— WORK TO DO —
Copy out each line below that has the word "Toyota" in it.

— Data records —
========================

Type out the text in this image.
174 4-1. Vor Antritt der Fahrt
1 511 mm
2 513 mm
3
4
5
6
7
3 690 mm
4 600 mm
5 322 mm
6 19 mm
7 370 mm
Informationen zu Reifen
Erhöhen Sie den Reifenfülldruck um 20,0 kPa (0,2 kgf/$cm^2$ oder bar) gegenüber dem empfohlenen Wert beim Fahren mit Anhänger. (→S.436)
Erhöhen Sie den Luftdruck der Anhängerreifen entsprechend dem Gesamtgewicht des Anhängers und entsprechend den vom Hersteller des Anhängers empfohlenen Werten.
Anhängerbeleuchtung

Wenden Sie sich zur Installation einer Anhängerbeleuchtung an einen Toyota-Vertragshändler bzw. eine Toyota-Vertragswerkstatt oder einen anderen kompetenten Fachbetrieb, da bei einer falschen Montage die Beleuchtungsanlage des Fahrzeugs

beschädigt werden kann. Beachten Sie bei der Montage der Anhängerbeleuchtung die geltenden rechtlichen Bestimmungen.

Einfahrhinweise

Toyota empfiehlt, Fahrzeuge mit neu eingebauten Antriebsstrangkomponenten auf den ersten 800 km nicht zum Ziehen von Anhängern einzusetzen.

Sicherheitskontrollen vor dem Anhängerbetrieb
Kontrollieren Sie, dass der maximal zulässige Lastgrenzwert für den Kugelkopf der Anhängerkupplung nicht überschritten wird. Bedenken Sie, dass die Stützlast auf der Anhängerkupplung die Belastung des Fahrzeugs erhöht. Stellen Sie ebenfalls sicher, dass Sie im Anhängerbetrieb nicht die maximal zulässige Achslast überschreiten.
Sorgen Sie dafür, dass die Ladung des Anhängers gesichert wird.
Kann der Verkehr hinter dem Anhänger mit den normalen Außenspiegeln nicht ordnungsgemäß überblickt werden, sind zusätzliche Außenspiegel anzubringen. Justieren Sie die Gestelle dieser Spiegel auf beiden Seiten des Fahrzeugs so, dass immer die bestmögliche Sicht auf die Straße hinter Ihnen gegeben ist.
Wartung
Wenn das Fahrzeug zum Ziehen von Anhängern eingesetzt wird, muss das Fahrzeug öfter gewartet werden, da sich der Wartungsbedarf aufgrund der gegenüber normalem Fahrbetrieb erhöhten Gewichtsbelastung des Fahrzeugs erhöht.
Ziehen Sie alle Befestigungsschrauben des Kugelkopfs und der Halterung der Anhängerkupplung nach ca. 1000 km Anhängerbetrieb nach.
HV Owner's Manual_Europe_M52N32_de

========================

— TASK ANSWER —
Wenden Sie sich zur Installation einer Anhängerbeleuchtung an einen Toyota-Vertragshändler bzw. eine Toyota-Vertragswerkstatt oder einen anderen kompetenten Fachbetrieb, da bei einer falschen Montage die Beleuchtungsanlage des Fahrzeugs
Toyota empfiehlt, Fahrzeuge mit neu eingebauten Antriebsstrangkomponenten auf den ersten 800 km nicht zum Ziehen von Anhängern einzusetzen.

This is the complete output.